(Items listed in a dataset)
################
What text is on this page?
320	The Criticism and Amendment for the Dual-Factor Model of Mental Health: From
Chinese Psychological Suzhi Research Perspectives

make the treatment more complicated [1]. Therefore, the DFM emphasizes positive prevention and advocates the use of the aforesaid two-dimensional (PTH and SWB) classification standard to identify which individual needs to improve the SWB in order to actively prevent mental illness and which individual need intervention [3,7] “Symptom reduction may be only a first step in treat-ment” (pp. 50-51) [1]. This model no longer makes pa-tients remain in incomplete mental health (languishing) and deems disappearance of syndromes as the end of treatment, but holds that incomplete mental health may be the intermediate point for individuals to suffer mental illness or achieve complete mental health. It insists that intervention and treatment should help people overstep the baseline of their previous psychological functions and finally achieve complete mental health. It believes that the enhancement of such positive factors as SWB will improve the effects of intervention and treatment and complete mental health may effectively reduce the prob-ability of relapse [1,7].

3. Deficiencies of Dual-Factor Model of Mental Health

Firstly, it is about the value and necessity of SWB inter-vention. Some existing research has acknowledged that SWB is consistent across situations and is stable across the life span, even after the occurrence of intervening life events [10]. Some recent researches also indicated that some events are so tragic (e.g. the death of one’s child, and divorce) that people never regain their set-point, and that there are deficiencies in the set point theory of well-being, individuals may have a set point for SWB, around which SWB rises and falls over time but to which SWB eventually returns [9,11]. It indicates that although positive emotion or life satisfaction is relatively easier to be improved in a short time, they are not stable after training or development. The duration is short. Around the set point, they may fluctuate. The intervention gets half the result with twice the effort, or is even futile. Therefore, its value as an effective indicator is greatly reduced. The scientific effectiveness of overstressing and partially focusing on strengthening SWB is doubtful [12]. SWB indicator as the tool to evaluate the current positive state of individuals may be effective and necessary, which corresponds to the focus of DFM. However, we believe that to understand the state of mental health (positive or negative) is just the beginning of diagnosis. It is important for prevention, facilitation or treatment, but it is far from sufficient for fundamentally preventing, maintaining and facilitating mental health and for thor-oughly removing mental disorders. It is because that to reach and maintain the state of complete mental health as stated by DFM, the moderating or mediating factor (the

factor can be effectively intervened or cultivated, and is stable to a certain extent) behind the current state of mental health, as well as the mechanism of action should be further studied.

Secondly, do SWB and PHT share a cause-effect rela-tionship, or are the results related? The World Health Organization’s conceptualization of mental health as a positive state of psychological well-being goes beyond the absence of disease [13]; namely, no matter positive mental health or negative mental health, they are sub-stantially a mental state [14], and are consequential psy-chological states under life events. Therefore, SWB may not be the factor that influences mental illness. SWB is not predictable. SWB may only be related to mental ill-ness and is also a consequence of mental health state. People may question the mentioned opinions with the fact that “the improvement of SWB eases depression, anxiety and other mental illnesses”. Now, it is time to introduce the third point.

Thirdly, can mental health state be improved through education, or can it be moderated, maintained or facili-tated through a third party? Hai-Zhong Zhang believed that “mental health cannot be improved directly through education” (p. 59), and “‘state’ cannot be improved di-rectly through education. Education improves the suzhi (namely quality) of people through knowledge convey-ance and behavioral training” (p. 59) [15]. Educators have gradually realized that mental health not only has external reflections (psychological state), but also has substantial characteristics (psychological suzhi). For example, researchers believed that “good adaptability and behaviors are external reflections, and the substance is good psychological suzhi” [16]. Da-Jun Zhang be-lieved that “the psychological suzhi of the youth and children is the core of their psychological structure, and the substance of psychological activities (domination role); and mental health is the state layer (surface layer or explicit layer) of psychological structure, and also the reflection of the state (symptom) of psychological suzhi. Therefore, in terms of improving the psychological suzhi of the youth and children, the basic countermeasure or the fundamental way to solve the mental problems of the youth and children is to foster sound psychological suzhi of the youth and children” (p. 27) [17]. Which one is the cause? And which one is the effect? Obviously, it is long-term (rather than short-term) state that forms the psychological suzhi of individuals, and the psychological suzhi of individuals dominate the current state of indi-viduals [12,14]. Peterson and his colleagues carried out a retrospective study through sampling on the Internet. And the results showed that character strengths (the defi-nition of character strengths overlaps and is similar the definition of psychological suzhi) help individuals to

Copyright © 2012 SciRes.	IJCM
################
#### TASK INSTRUCTIONS:
Output each record exactly, leaving nothing out.

#### WRITTEN ANSWER:
What text is on this page?
320	The Criticism and Amendment for the Dual-Factor Model of Mental Health: From
Chinese Psychological Suzhi Research Perspectives

make the treatment more complicated [1]. Therefore, the DFM emphasizes positive prevention and advocates the use of the aforesaid two-dimensional (PTH and SWB) classification standard to identify which individual needs to improve the SWB in order to actively prevent mental illness and which individual need intervention [3,7] “Symptom reduction may be only a first step in treat-ment” (pp. 50-51) [1]. This model no longer makes pa-tients remain in incomplete mental health (languishing) and deems disappearance of syndromes as the end of treatment, but holds that incomplete mental health may be the intermediate point for individuals to suffer mental illness or achieve complete mental health. It insists that intervention and treatment should help people overstep the baseline of their previous psychological functions and finally achieve complete mental health. It believes that the enhancement of such positive factors as SWB will improve the effects of intervention and treatment and complete mental health may effectively reduce the prob-ability of relapse [1,7].

3. Deficiencies of Dual-Factor Model of Mental Health

Firstly, it is about the value and necessity of SWB inter-vention. Some existing research has acknowledged that SWB is consistent across situations and is stable across the life span, even after the occurrence of intervening life events [10]. Some recent researches also indicated that some events are so tragic (e.g. the death of one’s child, and divorce) that people never regain their set-point, and that there are deficiencies in the set point theory of well-being, individuals may have a set point for SWB, around which SWB rises and falls over time but to which SWB eventually returns [9,11]. It indicates that although positive emotion or life satisfaction is relatively easier to be improved in a short time, they are not stable after training or development. The duration is short. Around the set point, they may fluctuate. The intervention gets half the result with twice the effort, or is even futile. Therefore, its value as an effective indicator is greatly reduced. The scientific effectiveness of overstressing and partially focusing on strengthening SWB is doubtful [12]. SWB indicator as the tool to evaluate the current positive state of individuals may be effective and necessary, which corresponds to the focus of DFM. However, we believe that to understand the state of mental health (positive or negative) is just the beginning of diagnosis. It is important for prevention, facilitation or treatment, but it is far from sufficient for fundamentally preventing, maintaining and facilitating mental health and for thor-oughly removing mental disorders. It is because that to reach and maintain the state of complete mental health as stated by DFM, the moderating or mediating factor (the

factor can be effectively intervened or cultivated, and is stable to a certain extent) behind the current state of mental health, as well as the mechanism of action should be further studied.

Secondly, do SWB and PHT share a cause-effect rela-tionship, or are the results related? The World Health Organization’s conceptualization of mental health as a positive state of psychological well-being goes beyond the absence of disease [13]; namely, no matter positive mental health or negative mental health, they are sub-stantially a mental state [14], and are consequential psy-chological states under life events. Therefore, SWB may not be the factor that influences mental illness. SWB is not predictable. SWB may only be related to mental ill-ness and is also a consequence of mental health state. People may question the mentioned opinions with the fact that “the improvement of SWB eases depression, anxiety and other mental illnesses”. Now, it is time to introduce the third point.

Thirdly, can mental health state be improved through education, or can it be moderated, maintained or facili-tated through a third party? Hai-Zhong Zhang believed that “mental health cannot be improved directly through education” (p. 59), and “‘state’ cannot be improved di-rectly through education. Education improves the suzhi (namely quality) of people through knowledge convey-ance and behavioral training” (p. 59) [15]. Educators have gradually realized that mental health not only has external reflections (psychological state), but also has substantial characteristics (psychological suzhi). For example, researchers believed that “good adaptability and behaviors are external reflections, and the substance is good psychological suzhi” [16]. Da-Jun Zhang be-lieved that “the psychological suzhi of the youth and children is the core of their psychological structure, and the substance of psychological activities (domination role); and mental health is the state layer (surface layer or explicit layer) of psychological structure, and also the reflection of the state (symptom) of psychological suzhi. Therefore, in terms of improving the psychological suzhi of the youth and children, the basic countermeasure or the fundamental way to solve the mental problems of the youth and children is to foster sound psychological suzhi of the youth and children” (p. 27) [17]. Which one is the cause? And which one is the effect? Obviously, it is long-term (rather than short-term) state that forms the psychological suzhi of individuals, and the psychological suzhi of individuals dominate the current state of indi-viduals [12,14]. Peterson and his colleagues carried out a retrospective study through sampling on the Internet. And the results showed that character strengths (the defi-nition of character strengths overlaps and is similar the definition of psychological suzhi) help individuals to

Copyright © 2012 SciRes.	IJCM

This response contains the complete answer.